> _PROBLEM DESCRIPTION_
The entire listing is to be repeated verbatim.

> _MATERIAL FOR THE TASK_
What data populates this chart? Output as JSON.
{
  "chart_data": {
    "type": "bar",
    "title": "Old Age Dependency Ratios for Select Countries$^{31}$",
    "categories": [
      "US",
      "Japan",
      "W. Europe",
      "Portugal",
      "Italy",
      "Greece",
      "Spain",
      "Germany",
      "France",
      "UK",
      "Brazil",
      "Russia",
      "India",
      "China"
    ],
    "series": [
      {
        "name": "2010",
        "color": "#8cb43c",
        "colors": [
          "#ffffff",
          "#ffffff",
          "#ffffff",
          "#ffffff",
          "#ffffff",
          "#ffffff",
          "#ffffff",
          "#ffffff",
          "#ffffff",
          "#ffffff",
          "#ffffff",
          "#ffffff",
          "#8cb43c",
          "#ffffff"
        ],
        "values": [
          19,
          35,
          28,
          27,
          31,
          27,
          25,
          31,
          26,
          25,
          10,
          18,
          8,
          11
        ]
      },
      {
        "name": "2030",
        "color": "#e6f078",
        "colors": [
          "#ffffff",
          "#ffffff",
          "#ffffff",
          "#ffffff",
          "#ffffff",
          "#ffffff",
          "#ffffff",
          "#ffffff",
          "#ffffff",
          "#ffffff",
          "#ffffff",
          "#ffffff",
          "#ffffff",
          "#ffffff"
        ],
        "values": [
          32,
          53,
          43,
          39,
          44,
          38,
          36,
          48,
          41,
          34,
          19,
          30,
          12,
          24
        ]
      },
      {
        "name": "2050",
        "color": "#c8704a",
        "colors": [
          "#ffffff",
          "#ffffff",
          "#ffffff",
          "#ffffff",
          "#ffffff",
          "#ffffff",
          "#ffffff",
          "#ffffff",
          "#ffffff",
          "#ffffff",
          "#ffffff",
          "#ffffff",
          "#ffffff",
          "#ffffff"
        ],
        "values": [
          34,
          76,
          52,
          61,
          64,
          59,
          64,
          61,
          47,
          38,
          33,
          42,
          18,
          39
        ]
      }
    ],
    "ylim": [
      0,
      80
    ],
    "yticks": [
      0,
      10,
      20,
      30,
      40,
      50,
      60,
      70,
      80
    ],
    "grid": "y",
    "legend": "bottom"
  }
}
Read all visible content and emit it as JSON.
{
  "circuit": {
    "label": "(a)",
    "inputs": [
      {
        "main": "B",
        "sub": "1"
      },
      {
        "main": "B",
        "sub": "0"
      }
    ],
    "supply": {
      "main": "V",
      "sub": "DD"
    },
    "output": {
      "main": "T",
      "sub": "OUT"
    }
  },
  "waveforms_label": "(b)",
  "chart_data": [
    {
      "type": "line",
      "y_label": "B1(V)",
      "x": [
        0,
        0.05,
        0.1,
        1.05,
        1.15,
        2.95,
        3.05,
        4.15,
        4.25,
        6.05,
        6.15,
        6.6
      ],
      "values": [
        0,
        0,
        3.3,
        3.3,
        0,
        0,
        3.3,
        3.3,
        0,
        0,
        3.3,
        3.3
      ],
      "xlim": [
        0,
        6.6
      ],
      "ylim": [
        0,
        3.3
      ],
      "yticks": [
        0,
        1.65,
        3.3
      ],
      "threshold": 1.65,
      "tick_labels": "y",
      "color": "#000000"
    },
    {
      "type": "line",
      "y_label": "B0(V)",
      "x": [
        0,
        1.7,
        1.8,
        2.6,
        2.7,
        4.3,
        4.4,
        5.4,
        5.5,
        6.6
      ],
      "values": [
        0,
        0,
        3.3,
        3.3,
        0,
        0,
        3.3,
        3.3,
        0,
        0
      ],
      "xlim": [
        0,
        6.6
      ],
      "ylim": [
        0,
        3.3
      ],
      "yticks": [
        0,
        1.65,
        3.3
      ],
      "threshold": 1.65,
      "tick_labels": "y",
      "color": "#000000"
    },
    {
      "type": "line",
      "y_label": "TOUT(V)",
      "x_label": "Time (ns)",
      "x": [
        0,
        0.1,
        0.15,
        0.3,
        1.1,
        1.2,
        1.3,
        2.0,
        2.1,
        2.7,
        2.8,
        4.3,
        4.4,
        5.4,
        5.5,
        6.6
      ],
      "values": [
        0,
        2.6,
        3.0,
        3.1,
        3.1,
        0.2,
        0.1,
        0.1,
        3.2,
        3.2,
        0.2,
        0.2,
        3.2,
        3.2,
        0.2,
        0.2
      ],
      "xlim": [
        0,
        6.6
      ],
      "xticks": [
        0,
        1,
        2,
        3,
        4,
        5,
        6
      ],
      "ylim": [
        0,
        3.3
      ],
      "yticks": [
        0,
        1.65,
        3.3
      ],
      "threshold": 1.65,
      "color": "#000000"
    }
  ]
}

> _WRITTEN ANSWER_
What data populates this chart? Output as JSON.
{
  "chart_data": {
    "type": "bar",
    "title": "Old Age Dependency Ratios for Select Countries$^{31}$",
    "categories": [
      "US",
      "Japan",
      "W. Europe",
      "Portugal",
      "Italy",
      "Greece",
      "Spain",
      "Germany",
      "France",
      "UK",
      "Brazil",
      "Russia",
      "India",
      "China"
    ],
    "series": [
      {
        "name": "2010",
        "color": "#8cb43c",
        "colors": [
          "#ffffff",
          "#ffffff",
          "#ffffff",
          "#ffffff",
          "#ffffff",
          "#ffffff",
          "#ffffff",
          "#ffffff",
          "#ffffff",
          "#ffffff",
          "#ffffff",
          "#ffffff",
          "#8cb43c",
          "#ffffff"
        ],
        "values": [
          19,
          35,
          28,
          27,
          31,
          27,
          25,
          31,
          26,
          25,
          10,
          18,
          8,
          11
        ]
      },
      {
        "name": "2030",
        "color": "#e6f078",
        "colors": [
          "#ffffff",
          "#ffffff",
          "#ffffff",
          "#ffffff",
          "#ffffff",
          "#ffffff",
          "#ffffff",
          "#ffffff",
          "#ffffff",
          "#ffffff",
          "#ffffff",
          "#ffffff",
          "#ffffff",
          "#ffffff"
        ],
        "values": [
          32,
          53,
          43,
          39,
          44,
          38,
          36,
          48,
          41,
          34,
          19,
          30,
          12,
          24
        ]
      },
      {
        "name": "2050",
        "color": "#c8704a",
        "colors": [
          "#ffffff",
          "#ffffff",
          "#ffffff",
          "#ffffff",
          "#ffffff",
          "#ffffff",
          "#ffffff",
          "#ffffff",
          "#ffffff",
          "#ffffff",
          "#ffffff",
          "#ffffff",
          "#ffffff",
          "#ffffff"
        ],
        "values": [
          34,
          76,
          52,
          61,
          64,
          59,
          64,
          61,
          47,
          38,
          33,
          42,
          18,
          39
        ]
      }
    ],
    "ylim": [
      0,
      80
    ],
    "yticks": [
      0,
      10,
      20,
      30,
      40,
      50,
      60,
      70,
      80
    ],
    "grid": "y",
    "legend": "bottom"
  }
}
Read all visible content and emit it as JSON.
{
  "circuit": {
    "label": "(a)",
    "inputs": [
      {
        "main": "B",
        "sub": "1"
      },
      {
        "main": "B",
        "sub": "0"
      }
    ],
    "supply": {
      "main": "V",
      "sub": "DD"
    },
    "output": {
      "main": "T",
      "sub": "OUT"
    }
  },
  "waveforms_label": "(b)",
  "chart_data": [
    {
      "type": "line",
      "y_label": "B1(V)",
      "x": [
        0,
        0.05,
        0.1,
        1.05,
        1.15,
        2.95,
        3.05,
        4.15,
        4.25,
        6.05,
        6.15,
        6.6
      ],
      "values": [
        0,
        0,
        3.3,
        3.3,
        0,
        0,
        3.3,
        3.3,
        0,
        0,
        3.3,
        3.3
      ],
      "xlim": [
        0,
        6.6
      ],
      "ylim": [
        0,
        3.3
      ],
      "yticks": [
        0,
        1.65,
        3.3
      ],
      "threshold": 1.65,
      "tick_labels": "y",
      "color": "#000000"
    },
    {
      "type": "line",
      "y_label": "B0(V)",
      "x": [
        0,
        1.7,
        1.8,
        2.6,
        2.7,
        4.3,
        4.4,
        5.4,
        5.5,
        6.6
      ],
      "values": [
        0,
        0,
        3.3,
        3.3,
        0,
        0,
        3.3,
        3.3,
        0,
        0
      ],
      "xlim": [
        0,
        6.6
      ],
      "ylim": [
        0,
        3.3
      ],
      "yticks": [
        0,
        1.65,
        3.3
      ],
      "threshold": 1.65,
      "tick_labels": "y",
      "color": "#000000"
    },
    {
      "type": "line",
      "y_label": "TOUT(V)",
      "x_label": "Time (ns)",
      "x": [
        0,
        0.1,
        0.15,
        0.3,
        1.1,
        1.2,
        1.3,
        2.0,
        2.1,
        2.7,
        2.8,
        4.3,
        4.4,
        5.4,
        5.5,
        6.6
      ],
      "values": [
        0,
        2.6,
        3.0,
        3.1,
        3.1,
        0.2,
        0.1,
        0.1,
        3.2,
        3.2,
        0.2,
        0.2,
        3.2,
        3.2,
        0.2,
        0.2
      ],
      "xlim": [
        0,
        6.6
      ],
      "xticks": [
        0,
        1,
        2,
        3,
        4,
        5,
        6
      ],
      "ylim": [
        0,
        3.3
      ],
      "yticks": [
        0,
        1.65,
        3.3
      ],
      "threshold": 1.65,
      "color": "#000000"
    }
  ]
}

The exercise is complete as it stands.